_Required work_.
Reproduce the lines of the listing from its start through the line containing "nav-link-vorrat[interactable]: Vorrat bbox=[614, 142, 705, 177]", inclusive.

======== Records ========

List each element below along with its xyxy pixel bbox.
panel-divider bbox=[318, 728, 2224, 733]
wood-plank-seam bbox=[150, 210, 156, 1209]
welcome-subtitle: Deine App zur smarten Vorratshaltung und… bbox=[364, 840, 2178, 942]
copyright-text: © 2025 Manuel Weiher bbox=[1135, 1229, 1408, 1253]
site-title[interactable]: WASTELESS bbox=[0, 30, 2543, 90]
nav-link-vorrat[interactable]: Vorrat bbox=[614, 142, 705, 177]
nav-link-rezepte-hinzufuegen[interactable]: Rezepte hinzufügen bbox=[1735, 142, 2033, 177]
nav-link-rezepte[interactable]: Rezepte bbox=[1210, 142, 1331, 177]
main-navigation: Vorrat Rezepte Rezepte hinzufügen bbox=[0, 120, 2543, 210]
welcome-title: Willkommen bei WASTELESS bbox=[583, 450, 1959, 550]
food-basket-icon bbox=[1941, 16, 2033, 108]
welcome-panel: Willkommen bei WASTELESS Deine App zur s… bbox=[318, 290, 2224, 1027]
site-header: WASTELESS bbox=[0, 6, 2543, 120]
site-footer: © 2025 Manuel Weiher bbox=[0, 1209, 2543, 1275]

========

_Finished task_.
List each element below along with its xyxy pixel bbox.
panel-divider bbox=[318, 728, 2224, 733]
wood-plank-seam bbox=[150, 210, 156, 1209]
welcome-subtitle: Deine App zur smarten Vorratshaltung und… bbox=[364, 840, 2178, 942]
copyright-text: © 2025 Manuel Weiher bbox=[1135, 1229, 1408, 1253]
site-title[interactable]: WASTELESS bbox=[0, 30, 2543, 90]
nav-link-vorrat[interactable]: Vorrat bbox=[614, 142, 705, 177]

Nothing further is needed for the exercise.